EXCERPT PROVIDED:
▬▬▬▬▬▬▬▬▬▬
NSA journalist's new multi-million dollar media venture could mean serious business

Glenn Greenwald, the journalist responsible for breaking several big stories related to the National Security Agency, left The Guardian this week to join a new media venture backed by at least $250 million. The startup is supposed to focus on information, technology and politics, in the vein of WikiLeaks.

Henry Farrell, a George Washington University political science professor, explains in the Washington Post why this could dramatically shift the relationship between the government and the news media:

On the one hand, people like [WikiLeaks founder Julian] Assange, Greenwald and [NSA leaker Edward] Snowden need newspapers or similar media outlets. Without some such outlet, they are voices in the wilderness. On the other hand, exactly because newspapers play a crucial political role in validating knowledge, they have complicated relationships with governments and politicians. This leads them to actions which people like Assange and Greenwald are likely to see as compromises with power.

And this is why the new venture is so interesting. It will likely shape up as a serious journalistic enterprise. Capital of USD $250 million can hire some very good people. The venture has the potential to become the kind of news source that can turn information into knowledge. Yet it doesn’t sound as if it’ll be bound by the kinds of political relationships that most newspapers are embedded in. ...

If this works, it is likely to change the relationship between information, knowledge and politics in some very interesting ways. Most obviously, it will make it even harder for the U.S. government to control the politics of leaks by pressuring newspapers not to publish stories that it thinks hurt the national interest.
▬▬▬▬▬▬▬▬▬▬
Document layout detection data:
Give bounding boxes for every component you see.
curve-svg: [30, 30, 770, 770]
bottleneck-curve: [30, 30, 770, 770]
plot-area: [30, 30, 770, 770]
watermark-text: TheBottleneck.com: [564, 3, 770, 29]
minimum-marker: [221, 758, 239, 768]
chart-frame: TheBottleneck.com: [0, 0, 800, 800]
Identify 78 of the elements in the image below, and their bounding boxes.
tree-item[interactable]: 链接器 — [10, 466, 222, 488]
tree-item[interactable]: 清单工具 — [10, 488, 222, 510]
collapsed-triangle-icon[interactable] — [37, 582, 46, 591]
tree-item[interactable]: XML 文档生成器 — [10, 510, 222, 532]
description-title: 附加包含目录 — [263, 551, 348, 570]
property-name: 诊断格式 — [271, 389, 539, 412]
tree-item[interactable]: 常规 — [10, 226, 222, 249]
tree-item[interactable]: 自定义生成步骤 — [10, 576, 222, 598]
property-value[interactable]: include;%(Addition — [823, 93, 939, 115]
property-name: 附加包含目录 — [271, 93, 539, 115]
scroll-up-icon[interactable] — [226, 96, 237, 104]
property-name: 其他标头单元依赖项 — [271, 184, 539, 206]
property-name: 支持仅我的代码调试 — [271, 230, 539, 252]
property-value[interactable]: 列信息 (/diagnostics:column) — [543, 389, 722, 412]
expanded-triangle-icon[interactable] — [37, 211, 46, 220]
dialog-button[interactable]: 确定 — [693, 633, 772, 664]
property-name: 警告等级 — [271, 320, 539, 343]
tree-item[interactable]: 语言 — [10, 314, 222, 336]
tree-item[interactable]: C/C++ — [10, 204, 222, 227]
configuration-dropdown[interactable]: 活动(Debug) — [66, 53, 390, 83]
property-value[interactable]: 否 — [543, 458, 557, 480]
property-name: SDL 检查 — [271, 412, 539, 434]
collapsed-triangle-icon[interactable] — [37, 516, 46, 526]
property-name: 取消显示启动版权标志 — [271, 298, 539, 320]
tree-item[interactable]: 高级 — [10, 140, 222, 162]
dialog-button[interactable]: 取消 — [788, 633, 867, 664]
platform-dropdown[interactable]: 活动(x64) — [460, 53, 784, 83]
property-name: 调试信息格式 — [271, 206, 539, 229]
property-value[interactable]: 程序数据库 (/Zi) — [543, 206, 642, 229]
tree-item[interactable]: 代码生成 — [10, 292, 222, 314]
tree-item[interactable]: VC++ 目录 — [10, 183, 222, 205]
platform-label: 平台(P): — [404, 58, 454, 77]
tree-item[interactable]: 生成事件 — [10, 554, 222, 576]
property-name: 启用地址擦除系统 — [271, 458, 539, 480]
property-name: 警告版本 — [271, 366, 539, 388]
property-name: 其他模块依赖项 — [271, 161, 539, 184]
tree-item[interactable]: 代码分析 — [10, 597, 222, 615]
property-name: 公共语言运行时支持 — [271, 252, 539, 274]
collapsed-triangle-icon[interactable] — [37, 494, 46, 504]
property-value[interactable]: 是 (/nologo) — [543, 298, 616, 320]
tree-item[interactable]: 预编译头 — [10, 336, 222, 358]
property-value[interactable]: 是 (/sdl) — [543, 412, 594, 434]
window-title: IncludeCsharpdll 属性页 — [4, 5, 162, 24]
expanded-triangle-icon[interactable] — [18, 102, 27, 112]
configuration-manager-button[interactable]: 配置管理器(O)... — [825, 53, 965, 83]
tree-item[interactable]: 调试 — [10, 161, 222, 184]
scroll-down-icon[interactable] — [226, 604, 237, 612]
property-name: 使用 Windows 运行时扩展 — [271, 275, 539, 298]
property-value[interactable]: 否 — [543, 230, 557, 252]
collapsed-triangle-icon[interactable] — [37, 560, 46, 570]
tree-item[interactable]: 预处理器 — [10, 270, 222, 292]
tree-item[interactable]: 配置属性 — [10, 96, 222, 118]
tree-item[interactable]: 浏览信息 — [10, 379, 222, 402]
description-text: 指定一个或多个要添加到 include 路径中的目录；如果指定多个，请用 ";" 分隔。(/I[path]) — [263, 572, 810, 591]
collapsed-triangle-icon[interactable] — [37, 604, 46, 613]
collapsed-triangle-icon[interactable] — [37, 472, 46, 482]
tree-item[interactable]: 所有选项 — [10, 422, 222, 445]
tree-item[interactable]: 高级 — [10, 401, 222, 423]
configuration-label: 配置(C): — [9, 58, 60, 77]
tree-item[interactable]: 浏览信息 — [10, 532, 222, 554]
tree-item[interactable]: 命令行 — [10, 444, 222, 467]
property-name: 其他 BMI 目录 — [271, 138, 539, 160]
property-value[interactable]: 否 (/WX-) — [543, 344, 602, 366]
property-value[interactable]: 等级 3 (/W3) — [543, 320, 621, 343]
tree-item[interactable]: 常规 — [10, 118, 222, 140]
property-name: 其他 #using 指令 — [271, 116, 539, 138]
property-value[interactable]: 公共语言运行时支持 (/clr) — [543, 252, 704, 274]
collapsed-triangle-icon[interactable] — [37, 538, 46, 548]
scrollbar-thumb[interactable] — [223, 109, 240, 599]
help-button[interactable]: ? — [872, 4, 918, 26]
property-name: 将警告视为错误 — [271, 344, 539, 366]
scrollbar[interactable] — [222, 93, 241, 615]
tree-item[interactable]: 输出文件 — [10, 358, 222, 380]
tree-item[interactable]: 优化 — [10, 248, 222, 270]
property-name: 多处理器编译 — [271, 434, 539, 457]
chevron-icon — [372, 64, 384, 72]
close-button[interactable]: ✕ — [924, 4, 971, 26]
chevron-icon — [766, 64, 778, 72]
▬▬▬▬▬▬▬▬▬▬
TASKS TO PERFORM:
1: Name every person mentioned by name in the Greenwald article, using the fullest form of each name that it gives.
2: Reproduce the stretch of the Greenwald article from "And this is" through "the national interest.".
3: Decide whether each statement agrees with the Greenwald article. Answer yes or no, and quote the words that settle it.
(a) The new venture has backing of at least $250 million.
(b) Henry Farrell is a professor at Georgetown University.
(c) The startup is meant to focus on sports and entertainment.
Nothing in the listing is needed for this work.

SOLVED PROBLEMS:
1: Glenn Greenwald, Henry Farrell, Julian Assange, Edward Snowden

2:
And this is why the new venture is so interesting. It will likely shape up as a serious journalistic enterprise. Capital of USD $250 million can hire some very good people. The venture has the potential to become the kind of news source that can turn information into knowledge. Yet it doesn’t sound as if it’ll be bound by the kinds of political relationships that most newspapers are embedded in. ...

If this works, it is likely to change the relationship between information, knowledge and politics in some very interesting ways. Most obviously, it will make it even harder for the U.S. government to control the politics of leaks by pressuring newspapers not to publish stories that it thinks hurt the national interest.

3:
(a) Yes: "backed by at least $250 million"
(b) No: "a George Washington University political science professor"
(c) No: "The startup is supposed to focus on information, technology and politics"